Items from a figure collection
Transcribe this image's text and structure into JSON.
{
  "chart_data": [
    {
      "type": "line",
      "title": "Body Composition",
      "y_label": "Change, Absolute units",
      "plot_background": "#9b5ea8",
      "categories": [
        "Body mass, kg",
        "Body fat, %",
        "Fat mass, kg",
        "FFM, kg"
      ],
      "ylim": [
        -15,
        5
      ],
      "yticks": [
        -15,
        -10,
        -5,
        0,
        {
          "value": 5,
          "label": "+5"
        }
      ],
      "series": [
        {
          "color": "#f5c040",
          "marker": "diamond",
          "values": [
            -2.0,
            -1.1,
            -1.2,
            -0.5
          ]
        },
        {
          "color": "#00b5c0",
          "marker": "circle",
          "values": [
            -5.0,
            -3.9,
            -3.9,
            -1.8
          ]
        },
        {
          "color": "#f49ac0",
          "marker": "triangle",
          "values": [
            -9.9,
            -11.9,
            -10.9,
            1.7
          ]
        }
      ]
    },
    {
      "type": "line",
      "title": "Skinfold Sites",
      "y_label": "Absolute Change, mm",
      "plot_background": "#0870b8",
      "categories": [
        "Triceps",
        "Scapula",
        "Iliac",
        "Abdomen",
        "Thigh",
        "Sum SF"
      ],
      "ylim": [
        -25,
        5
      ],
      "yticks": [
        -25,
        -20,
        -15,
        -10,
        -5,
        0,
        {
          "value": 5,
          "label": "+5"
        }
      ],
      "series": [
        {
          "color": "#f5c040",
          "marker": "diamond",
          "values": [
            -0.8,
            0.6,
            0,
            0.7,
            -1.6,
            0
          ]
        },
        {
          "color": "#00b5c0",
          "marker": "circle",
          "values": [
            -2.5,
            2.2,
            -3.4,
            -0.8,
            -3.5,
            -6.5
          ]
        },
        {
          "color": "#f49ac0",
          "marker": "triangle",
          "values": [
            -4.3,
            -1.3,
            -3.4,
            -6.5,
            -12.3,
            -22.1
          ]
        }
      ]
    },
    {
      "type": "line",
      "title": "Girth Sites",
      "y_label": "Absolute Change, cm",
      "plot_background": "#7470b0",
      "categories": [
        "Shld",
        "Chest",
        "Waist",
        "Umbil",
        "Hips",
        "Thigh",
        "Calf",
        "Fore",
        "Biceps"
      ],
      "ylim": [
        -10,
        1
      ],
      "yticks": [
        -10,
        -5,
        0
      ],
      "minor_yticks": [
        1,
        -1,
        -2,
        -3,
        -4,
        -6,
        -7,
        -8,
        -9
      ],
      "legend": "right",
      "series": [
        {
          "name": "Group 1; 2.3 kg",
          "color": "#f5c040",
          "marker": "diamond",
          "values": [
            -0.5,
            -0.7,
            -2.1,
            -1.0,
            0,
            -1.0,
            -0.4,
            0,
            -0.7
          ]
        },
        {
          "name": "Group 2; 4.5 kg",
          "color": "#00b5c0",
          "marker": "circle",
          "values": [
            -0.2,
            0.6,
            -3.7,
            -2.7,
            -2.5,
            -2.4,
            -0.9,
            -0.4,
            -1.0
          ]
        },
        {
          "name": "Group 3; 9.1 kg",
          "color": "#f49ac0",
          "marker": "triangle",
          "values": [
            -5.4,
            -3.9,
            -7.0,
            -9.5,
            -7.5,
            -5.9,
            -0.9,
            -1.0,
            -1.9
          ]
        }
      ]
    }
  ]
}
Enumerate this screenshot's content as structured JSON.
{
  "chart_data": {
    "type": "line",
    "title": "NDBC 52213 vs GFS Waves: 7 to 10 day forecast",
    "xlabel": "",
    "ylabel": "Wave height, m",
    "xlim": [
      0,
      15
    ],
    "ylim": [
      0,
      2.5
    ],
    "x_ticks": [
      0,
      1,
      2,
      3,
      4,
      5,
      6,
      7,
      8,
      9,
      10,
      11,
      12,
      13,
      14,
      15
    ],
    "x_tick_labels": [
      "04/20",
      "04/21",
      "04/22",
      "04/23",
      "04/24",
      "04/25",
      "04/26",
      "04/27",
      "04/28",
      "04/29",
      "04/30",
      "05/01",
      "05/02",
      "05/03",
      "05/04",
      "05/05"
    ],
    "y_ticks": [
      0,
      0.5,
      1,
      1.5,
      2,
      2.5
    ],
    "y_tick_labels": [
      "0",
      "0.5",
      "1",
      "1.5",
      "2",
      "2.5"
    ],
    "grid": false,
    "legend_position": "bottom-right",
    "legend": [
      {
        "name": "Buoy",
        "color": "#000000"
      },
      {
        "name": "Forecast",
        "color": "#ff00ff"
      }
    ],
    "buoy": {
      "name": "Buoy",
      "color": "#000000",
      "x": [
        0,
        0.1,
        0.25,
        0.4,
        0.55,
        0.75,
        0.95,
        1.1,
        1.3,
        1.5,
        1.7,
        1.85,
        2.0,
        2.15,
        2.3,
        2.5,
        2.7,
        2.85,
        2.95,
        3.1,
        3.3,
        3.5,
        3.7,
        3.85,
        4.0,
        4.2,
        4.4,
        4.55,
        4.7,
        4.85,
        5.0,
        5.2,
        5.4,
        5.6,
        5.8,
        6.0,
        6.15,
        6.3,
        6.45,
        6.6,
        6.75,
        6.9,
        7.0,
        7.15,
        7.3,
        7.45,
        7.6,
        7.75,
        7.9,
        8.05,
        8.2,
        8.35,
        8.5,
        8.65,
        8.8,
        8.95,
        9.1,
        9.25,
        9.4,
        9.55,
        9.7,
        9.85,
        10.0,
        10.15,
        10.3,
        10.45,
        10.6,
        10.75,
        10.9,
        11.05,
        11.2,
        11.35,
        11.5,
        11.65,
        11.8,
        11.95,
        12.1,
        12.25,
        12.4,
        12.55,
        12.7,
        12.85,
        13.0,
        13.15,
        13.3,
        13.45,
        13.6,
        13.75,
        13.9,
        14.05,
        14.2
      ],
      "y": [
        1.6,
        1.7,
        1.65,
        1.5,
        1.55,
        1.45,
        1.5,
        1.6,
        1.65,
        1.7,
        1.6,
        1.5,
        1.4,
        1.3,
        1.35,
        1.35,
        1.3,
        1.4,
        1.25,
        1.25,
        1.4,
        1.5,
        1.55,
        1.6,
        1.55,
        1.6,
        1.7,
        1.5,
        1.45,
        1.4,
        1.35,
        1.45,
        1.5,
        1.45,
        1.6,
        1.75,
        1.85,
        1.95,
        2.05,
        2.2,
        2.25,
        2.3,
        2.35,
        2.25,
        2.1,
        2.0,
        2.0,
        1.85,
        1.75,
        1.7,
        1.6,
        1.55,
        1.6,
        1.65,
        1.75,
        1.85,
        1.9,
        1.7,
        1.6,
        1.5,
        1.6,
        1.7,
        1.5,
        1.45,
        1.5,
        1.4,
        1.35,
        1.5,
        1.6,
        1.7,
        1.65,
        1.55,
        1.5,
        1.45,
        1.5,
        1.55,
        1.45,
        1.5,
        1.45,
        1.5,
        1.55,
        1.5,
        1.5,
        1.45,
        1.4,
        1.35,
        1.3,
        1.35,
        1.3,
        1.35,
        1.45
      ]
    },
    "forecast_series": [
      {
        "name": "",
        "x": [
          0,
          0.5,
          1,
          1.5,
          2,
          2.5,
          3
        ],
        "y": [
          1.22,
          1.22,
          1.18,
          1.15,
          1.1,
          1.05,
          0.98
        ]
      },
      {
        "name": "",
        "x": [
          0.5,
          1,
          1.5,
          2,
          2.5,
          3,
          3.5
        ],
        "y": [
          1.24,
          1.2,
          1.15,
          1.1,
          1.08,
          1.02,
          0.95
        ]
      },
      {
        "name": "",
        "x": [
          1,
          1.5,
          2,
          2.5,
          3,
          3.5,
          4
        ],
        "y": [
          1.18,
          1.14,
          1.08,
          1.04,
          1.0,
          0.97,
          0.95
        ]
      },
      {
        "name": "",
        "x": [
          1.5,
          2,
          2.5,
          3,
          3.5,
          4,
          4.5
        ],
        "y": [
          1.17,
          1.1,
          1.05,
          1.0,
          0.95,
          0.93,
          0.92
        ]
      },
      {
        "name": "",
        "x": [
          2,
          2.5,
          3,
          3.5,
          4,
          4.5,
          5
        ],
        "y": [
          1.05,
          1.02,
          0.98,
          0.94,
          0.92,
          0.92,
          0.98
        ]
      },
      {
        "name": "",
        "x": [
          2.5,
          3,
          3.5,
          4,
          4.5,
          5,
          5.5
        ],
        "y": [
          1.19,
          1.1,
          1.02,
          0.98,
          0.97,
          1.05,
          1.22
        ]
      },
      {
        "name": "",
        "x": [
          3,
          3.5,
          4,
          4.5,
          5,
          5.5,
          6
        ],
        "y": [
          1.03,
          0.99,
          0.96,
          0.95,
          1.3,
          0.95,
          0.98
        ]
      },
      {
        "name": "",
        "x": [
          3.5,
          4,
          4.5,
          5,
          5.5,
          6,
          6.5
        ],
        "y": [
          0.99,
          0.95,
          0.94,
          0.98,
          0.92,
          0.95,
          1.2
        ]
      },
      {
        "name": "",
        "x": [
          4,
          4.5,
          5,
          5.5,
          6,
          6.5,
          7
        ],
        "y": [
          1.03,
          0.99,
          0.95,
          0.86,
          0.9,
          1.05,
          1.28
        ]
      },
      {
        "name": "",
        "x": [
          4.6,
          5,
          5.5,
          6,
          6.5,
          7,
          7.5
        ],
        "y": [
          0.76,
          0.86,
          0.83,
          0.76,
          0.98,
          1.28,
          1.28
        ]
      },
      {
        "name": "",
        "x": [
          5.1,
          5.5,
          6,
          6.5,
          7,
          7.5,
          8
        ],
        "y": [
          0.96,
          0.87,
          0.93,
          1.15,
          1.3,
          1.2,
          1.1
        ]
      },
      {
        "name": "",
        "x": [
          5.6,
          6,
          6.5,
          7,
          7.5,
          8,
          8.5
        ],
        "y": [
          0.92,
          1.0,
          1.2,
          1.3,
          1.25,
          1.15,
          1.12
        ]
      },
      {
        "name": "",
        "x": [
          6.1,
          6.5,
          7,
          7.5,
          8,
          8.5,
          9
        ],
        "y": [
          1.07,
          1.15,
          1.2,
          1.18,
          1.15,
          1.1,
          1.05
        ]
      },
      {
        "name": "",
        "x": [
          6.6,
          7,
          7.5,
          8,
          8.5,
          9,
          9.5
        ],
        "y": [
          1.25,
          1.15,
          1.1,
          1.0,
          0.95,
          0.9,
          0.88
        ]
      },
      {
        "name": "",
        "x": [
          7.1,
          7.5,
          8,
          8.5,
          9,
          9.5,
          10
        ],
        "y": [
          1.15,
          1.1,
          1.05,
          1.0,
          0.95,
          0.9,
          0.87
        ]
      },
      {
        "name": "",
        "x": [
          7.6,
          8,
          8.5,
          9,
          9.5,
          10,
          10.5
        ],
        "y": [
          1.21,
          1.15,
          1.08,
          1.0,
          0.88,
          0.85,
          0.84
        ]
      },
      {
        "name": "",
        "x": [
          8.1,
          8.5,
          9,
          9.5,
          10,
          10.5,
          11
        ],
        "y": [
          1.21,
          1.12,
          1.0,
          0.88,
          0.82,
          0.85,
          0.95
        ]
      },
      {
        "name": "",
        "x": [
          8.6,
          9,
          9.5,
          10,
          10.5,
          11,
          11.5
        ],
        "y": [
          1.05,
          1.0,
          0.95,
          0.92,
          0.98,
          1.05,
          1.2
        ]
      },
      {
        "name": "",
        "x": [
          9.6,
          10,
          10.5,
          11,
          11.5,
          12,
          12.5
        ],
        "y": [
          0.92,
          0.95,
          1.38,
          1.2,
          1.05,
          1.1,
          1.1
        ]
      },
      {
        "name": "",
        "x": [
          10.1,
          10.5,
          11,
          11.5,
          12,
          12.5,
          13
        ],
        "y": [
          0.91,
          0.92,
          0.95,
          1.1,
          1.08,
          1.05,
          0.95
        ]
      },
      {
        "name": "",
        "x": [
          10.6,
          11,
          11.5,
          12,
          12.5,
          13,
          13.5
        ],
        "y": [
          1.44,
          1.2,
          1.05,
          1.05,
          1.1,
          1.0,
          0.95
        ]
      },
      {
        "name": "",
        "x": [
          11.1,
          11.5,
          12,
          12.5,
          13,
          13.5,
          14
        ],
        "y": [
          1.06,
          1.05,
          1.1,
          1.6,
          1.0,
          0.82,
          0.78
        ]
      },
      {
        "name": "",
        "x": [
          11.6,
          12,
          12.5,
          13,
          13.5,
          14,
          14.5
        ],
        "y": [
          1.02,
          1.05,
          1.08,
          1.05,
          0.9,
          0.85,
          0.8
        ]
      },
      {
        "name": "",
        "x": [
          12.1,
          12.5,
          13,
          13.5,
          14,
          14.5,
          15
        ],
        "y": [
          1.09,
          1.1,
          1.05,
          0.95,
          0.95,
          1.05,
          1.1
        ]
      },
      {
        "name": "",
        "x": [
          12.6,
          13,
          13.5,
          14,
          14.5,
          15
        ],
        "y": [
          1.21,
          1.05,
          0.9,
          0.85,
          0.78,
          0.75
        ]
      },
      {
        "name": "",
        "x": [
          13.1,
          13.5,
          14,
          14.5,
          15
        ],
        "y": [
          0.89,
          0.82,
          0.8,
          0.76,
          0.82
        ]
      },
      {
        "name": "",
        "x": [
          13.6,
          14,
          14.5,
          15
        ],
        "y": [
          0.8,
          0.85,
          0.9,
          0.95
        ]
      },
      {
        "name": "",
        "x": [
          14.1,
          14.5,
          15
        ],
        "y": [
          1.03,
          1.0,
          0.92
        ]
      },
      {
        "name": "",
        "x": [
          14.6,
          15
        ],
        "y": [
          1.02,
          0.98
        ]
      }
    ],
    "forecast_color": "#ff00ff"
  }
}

DIRECTION: Return a copy of every line that includes the word "JSON".

TASK OUTPUT:
Transcribe this image's text and structure into JSON.
Enumerate this screenshot's content as structured JSON.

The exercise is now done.